**TASK INSTRUCTIONS:**
1. Which company does the turbocharger email thread say highly suggests water cooling for the turbo being used?
2. Summarize the turbocharger email thread in three sentences.

**TEXT:**
*** Block opens ***

<VV> turbocharger

jvhroberts at aol.com jvhroberts at aol.com
Mon May 25 12:46:17 EDT 2009


 Ball bearing turbos also have oil feed and drain lines. There's no other way to keep them cool enough. And during operation, oil is THE primary coolant. However, should you decide to make yours wet, do consider the thermosiphon option. 


-----Original Message-----

From: Frank F Parker <fparker at umich.edu>

To: jvhroberts at aol.com

Cc: virtualvairs at corvair.org

Sent: Mon, 25 May 2009 12:33 pm

Subject: Re: <VV> turbocharger

On Mon, 25 May 2009, jvhroberts at aol.com wrote:?




> You really don't need it, however, if you REALLY feel a need to cool the thing, keep it simple. Get a short section of finned hydronic baseboard radiator, and simply mount it vertically near the turbo, and fill 'er up! Let convection do the work. Have a small expansion tank on top, and forget about it!?


> The purpose of water cooling is to protect the bearings against coking when the oil flow stops. On every water cooled turbo engine I've come across (and I've owned a few), the only circulation after shutdown is via convection. Heck, you could simply use a coil of copper tubing! The amount of heat you need to dump, either way, is small. The goal is to keep the temps from cooking the oil. And that just doesn't take all that much!?


Good idea BUT it is based on the ASSUMPTION that the only time you need 
the water for cooling is when you stop to prevent coking.?

That assumption is not true. Not much cooling to center section from oil 
since it has ball bearings. The oil line to turbo has a very small 
restriction because the turbo needs little oil which also helps the?

drainage. Water is highly suggested by Garrett for the turbo I am using.?

You may choose otherwise. For myself and the turbo I am using, I want the?

ability to run it as hard as I wish and not worry about cooking the center?

section during DRIVING, not just at shutdown?

*** Block closes ***

(Collected data entries)
*** Block opens ***

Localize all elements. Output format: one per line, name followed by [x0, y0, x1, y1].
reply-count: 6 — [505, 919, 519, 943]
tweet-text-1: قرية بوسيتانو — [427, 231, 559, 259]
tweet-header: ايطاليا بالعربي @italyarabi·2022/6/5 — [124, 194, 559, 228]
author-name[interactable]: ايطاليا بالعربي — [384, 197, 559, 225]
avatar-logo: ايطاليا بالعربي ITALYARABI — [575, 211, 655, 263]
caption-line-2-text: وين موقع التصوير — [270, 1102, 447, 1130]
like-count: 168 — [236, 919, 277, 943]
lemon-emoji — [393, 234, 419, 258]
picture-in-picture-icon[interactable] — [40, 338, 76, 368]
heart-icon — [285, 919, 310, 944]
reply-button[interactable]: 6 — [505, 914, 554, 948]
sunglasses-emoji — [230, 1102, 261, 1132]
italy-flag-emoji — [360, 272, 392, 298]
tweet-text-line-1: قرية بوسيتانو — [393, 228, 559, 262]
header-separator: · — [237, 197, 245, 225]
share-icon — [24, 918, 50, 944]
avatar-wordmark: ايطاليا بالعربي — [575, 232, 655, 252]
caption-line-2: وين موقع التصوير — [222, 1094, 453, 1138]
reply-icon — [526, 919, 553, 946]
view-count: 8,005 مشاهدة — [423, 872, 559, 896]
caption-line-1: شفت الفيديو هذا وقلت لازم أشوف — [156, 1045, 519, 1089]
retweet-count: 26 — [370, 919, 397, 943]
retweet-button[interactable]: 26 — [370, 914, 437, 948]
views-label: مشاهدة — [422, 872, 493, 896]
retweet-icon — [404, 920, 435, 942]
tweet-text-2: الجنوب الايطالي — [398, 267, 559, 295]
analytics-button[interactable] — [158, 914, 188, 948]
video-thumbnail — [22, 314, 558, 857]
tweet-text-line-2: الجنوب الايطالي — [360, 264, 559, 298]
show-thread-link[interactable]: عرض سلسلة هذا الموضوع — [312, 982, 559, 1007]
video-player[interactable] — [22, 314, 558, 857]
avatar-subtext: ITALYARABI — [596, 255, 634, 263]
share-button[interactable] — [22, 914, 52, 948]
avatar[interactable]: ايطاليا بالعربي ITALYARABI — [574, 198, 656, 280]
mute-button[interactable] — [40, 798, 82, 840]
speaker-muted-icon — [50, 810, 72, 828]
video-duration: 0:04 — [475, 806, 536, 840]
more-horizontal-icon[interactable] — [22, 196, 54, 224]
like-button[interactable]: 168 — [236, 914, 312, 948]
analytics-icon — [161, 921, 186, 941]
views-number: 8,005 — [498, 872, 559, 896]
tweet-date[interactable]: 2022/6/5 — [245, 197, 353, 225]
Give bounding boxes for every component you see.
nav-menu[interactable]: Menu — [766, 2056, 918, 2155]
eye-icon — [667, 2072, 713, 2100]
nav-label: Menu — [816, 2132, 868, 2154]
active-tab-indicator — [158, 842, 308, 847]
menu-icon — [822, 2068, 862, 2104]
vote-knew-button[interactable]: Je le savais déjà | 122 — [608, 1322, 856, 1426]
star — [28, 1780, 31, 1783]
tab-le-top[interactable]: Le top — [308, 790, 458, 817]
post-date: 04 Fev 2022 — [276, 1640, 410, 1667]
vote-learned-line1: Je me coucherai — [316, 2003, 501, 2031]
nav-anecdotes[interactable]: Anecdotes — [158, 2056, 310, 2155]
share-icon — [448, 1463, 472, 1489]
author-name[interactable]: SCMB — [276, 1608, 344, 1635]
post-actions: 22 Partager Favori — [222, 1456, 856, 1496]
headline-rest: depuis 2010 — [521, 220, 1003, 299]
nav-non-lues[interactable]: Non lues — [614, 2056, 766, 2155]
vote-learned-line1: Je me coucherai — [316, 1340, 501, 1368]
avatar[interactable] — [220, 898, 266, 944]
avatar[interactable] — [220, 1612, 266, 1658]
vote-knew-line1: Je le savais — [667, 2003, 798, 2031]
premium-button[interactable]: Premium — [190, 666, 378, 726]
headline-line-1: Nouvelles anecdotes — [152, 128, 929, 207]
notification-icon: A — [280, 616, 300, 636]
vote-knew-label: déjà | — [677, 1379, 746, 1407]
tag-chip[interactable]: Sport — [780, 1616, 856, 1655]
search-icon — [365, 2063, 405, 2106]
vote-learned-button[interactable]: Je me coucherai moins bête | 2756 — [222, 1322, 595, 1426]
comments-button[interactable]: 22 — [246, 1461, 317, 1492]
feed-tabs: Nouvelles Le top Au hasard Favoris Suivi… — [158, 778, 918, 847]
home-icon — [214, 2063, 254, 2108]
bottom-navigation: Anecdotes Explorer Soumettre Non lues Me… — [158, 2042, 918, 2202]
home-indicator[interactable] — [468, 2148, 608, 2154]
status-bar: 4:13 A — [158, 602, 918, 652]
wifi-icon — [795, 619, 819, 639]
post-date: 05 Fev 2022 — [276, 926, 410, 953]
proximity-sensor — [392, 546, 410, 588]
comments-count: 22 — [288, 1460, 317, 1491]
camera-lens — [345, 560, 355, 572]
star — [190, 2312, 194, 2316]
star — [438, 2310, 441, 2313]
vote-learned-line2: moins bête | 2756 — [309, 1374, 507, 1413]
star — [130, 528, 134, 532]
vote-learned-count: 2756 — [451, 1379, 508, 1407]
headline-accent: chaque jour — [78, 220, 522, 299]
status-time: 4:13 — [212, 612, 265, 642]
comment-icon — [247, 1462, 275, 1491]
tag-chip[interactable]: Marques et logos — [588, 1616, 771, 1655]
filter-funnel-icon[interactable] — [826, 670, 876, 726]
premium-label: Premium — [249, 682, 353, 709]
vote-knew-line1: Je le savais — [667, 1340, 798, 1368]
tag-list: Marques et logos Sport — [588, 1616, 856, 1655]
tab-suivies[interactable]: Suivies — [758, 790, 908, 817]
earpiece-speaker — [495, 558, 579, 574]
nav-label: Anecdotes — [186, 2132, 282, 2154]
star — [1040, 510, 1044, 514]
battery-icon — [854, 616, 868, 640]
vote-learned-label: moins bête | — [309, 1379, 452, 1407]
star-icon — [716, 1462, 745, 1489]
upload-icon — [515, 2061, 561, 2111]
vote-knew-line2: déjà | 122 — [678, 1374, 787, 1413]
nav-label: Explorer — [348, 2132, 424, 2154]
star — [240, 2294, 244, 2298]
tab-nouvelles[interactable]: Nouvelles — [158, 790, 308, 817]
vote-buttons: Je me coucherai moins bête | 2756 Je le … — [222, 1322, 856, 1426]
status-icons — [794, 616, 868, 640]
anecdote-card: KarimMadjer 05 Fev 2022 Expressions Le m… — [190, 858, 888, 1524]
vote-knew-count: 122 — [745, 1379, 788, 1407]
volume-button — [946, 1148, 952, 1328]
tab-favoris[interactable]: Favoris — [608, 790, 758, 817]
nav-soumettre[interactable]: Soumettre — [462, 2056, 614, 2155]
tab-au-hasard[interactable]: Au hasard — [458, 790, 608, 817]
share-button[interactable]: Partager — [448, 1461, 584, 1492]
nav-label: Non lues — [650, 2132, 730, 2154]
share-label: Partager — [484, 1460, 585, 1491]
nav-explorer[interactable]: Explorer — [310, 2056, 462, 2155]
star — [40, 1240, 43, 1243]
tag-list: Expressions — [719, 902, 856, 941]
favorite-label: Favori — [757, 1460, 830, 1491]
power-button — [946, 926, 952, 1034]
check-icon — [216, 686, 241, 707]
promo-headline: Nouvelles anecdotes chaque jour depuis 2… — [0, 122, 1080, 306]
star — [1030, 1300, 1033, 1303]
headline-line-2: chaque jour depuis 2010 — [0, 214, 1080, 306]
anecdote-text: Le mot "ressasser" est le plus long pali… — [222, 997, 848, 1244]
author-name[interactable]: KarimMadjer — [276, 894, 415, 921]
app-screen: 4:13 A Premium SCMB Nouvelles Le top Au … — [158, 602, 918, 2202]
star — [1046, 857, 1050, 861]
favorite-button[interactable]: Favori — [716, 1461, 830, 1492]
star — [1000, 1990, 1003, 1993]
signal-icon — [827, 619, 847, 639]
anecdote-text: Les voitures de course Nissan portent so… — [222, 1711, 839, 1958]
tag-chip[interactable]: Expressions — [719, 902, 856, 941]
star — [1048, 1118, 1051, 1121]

*** Block closes ***

**REPLIES:**
1. Garrett

2. One writer says water cooling mainly protects the bearings against coking when oil flow stops and proposes a simple convection setup, such as a short section of finned baseboard radiator with a small expansion tank. The other writer answers that this assumes cooling is needed only at shutdown, and because the turbo has ball bearings and a restricted oil line, little cooling comes from the oil, so water cooling is wanted during driving as well. The first writer replies that ball bearing turbos also have oil feed and drain lines, that oil is the primary coolant during operation, and that a thermosiphon setup is worth considering.